**** EXERCISE MATERIALS
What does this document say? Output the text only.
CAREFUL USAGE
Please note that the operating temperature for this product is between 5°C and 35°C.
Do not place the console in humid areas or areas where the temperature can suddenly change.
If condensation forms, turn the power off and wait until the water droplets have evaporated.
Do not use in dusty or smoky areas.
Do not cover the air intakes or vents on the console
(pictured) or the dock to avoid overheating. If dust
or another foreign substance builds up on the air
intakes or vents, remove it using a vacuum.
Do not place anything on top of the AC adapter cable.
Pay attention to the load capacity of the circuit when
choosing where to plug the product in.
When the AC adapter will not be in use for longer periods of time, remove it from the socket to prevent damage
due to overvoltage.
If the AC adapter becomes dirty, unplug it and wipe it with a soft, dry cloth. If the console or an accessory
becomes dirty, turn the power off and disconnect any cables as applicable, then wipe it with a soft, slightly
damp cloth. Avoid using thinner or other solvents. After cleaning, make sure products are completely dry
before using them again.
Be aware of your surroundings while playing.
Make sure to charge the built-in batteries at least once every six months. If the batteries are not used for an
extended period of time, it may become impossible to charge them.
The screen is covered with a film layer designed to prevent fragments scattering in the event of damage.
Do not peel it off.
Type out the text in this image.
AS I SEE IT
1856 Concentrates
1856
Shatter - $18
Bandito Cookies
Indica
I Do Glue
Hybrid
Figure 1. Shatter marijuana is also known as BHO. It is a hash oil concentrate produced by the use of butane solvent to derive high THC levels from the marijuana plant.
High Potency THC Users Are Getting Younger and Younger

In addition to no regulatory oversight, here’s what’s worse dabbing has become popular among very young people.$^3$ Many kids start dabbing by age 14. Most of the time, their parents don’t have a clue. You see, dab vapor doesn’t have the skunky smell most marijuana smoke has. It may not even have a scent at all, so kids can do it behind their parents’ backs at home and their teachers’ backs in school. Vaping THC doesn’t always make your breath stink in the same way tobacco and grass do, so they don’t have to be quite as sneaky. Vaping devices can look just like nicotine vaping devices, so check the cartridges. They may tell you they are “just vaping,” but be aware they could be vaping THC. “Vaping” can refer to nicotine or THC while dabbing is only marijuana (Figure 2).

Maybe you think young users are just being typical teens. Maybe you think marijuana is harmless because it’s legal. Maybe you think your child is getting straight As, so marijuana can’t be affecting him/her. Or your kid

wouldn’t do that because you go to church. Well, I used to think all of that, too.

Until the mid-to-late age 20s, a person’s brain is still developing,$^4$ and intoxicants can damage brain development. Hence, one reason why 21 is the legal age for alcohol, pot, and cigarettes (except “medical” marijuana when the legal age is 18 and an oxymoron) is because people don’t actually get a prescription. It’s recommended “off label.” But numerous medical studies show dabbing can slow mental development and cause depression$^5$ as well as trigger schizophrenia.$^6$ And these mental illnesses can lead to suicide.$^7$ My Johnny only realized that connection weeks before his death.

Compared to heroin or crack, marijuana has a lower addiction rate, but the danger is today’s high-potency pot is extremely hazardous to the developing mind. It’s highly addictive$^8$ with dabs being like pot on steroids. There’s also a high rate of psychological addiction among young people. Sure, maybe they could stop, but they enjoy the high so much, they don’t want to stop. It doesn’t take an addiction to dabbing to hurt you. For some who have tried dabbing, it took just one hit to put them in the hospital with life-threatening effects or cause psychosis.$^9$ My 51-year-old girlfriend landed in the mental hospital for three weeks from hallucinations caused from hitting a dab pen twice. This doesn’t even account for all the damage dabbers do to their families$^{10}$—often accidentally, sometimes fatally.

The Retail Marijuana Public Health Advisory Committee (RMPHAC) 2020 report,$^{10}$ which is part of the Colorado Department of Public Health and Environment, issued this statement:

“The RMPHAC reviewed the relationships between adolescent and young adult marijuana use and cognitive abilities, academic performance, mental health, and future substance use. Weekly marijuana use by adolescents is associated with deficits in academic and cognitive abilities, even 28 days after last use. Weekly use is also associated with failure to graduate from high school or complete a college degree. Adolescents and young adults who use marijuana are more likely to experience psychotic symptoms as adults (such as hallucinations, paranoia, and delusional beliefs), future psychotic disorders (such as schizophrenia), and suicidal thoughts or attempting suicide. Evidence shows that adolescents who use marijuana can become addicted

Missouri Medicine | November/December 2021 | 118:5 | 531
********
**** EXERCISE MATERIALS
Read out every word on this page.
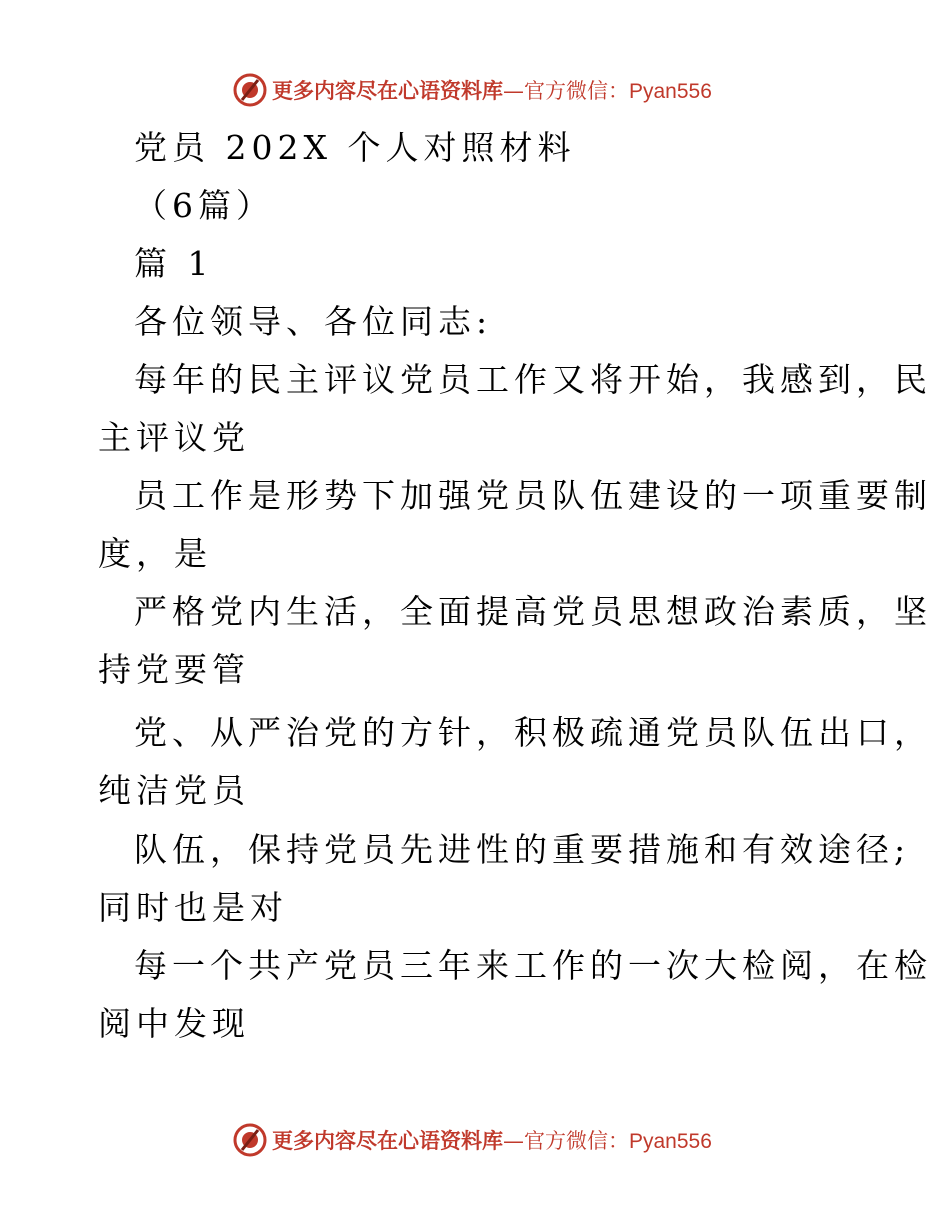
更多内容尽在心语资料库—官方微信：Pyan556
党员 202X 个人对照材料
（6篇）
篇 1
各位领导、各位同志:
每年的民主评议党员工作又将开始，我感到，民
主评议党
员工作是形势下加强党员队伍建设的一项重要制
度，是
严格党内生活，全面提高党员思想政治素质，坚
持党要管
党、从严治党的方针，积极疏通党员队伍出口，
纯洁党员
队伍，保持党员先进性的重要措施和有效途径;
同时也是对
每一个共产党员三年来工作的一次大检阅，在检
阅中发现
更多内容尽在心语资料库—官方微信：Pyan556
********
AIM:
Read the data above and pull out each line that holds the string "using".

EXERCISE SOLUTION:
intakes or vents, remove it using a vacuum.
damp cloth. Avoid using thinner or other solvents. After cleaning, make sure products are completely dry
before using them again.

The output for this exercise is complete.